Aim
Gather each line in the entries that includes the string "Units".

Given records
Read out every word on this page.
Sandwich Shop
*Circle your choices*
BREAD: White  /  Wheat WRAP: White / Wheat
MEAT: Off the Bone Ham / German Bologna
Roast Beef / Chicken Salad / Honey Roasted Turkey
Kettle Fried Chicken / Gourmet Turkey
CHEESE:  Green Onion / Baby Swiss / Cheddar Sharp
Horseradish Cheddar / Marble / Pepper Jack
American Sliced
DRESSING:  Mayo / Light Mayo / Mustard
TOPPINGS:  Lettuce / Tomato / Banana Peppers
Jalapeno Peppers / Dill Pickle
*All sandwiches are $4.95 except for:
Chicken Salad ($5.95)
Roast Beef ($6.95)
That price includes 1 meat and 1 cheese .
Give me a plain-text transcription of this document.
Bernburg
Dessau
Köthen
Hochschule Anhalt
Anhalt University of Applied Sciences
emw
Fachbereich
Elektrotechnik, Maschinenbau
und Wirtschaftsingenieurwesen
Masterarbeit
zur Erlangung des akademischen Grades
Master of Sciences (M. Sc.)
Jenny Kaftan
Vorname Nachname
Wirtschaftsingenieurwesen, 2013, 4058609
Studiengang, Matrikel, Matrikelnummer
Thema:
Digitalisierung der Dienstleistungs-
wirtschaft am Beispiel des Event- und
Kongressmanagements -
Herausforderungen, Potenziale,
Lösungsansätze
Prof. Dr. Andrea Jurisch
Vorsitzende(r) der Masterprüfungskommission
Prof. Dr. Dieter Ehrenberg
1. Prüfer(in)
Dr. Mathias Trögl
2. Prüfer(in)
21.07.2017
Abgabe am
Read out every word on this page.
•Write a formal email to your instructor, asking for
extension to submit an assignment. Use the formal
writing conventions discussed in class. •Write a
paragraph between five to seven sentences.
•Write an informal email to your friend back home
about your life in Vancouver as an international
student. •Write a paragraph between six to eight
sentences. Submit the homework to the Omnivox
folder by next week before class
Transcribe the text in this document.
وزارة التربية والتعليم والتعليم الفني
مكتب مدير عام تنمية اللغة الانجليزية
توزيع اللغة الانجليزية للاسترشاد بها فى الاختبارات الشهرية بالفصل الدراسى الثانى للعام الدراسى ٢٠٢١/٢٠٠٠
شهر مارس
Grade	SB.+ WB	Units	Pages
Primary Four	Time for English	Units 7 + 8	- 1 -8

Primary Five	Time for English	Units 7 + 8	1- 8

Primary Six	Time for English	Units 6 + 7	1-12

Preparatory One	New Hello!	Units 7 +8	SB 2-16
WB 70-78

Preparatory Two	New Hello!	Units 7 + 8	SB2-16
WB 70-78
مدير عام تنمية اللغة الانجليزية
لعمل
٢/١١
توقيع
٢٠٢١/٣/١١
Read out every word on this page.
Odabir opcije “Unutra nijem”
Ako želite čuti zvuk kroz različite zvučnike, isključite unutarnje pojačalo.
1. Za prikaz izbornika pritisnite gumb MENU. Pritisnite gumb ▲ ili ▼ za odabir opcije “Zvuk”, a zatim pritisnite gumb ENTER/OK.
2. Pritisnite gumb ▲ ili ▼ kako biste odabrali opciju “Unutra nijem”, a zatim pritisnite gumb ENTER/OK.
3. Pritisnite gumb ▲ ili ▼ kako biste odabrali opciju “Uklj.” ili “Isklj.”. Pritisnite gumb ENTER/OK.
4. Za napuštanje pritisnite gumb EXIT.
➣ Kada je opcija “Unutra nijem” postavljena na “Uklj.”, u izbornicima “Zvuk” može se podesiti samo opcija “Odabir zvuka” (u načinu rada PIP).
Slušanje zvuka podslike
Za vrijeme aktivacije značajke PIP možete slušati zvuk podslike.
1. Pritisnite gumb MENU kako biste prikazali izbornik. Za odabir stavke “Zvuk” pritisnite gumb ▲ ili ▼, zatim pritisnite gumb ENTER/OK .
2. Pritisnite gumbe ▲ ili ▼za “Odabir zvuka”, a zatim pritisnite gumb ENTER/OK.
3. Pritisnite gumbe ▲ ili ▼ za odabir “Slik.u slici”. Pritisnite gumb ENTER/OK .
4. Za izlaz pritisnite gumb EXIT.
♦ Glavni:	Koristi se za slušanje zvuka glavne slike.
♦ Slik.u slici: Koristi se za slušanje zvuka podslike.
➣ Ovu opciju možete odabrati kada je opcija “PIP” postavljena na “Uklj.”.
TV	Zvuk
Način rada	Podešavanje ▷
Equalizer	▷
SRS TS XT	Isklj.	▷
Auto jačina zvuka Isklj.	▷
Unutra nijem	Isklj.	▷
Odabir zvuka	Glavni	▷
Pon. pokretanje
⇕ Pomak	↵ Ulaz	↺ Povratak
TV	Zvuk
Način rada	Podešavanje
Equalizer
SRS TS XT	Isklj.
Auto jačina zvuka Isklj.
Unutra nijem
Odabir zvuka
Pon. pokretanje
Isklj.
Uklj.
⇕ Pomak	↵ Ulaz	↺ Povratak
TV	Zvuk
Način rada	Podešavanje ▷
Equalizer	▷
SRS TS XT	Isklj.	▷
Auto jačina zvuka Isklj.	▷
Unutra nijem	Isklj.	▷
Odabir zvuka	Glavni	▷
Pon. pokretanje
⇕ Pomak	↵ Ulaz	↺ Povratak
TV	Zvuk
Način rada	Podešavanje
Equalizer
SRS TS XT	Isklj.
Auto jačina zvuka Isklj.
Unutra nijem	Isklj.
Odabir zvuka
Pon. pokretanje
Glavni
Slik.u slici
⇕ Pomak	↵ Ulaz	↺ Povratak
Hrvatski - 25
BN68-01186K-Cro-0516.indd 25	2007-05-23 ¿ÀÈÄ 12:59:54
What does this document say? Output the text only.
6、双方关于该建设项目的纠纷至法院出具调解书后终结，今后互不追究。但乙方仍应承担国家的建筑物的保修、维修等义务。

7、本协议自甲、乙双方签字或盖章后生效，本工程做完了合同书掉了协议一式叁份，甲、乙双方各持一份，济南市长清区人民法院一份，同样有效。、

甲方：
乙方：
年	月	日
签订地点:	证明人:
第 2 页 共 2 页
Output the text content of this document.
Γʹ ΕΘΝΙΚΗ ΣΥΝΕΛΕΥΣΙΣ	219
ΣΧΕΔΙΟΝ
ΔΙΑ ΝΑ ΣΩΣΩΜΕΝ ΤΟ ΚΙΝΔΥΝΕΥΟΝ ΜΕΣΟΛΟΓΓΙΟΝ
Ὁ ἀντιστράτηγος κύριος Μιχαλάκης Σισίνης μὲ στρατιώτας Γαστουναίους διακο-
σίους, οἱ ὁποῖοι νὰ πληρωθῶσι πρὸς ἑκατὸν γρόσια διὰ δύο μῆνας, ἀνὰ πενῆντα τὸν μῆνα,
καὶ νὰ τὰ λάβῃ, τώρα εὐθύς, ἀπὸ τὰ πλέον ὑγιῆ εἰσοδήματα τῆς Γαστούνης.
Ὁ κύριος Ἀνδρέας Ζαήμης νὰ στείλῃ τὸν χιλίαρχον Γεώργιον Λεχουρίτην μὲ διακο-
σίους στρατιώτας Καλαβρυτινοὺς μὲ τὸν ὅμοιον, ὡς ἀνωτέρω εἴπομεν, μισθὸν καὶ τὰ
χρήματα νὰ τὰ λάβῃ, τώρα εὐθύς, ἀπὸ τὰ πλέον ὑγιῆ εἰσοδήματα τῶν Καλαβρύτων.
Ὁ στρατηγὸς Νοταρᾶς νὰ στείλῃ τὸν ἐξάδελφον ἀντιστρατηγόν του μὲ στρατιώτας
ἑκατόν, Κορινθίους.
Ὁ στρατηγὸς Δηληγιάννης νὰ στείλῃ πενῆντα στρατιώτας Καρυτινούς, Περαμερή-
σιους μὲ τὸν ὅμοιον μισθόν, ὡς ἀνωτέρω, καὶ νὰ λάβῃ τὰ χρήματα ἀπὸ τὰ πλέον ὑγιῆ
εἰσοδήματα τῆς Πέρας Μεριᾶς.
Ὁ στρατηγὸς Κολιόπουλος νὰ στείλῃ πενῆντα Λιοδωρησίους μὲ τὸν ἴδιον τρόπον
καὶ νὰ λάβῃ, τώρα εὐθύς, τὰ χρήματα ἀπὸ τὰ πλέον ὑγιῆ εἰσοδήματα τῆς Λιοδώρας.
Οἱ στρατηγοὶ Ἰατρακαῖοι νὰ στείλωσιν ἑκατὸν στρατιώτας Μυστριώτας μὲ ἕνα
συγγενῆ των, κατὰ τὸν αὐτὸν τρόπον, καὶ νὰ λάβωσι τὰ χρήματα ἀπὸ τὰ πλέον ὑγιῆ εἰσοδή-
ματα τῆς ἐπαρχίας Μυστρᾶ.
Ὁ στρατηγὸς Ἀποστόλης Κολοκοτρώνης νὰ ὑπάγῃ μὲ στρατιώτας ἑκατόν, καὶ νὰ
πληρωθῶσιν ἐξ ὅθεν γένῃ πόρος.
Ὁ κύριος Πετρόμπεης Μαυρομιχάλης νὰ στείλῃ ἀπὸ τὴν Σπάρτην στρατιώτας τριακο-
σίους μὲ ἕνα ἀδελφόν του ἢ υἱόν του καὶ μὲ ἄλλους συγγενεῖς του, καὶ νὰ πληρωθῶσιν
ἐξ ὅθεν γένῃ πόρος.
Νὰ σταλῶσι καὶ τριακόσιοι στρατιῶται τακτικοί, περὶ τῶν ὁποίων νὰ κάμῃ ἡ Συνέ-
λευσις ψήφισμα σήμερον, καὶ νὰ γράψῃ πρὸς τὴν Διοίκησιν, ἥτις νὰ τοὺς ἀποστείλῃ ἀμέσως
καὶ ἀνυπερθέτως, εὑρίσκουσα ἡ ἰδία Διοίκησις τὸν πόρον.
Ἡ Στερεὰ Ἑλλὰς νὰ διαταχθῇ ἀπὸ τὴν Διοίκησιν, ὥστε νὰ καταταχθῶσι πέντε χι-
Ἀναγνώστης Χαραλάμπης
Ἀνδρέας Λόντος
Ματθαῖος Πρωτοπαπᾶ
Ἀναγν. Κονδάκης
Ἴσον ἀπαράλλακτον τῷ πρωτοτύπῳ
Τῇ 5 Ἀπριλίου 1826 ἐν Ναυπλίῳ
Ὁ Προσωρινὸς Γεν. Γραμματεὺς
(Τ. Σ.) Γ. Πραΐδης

Result of this task
Grade	SB.+ WB	Units	Pages
Primary Four	Time for English	Units 7 + 8	- 1 -8
Primary Five	Time for English	Units 7 + 8	1- 8
Primary Six	Time for English	Units 6 + 7	1-12
Preparatory One	New Hello!	Units 7 +8	SB 2-16
Preparatory Two	New Hello!	Units 7 + 8	SB2-16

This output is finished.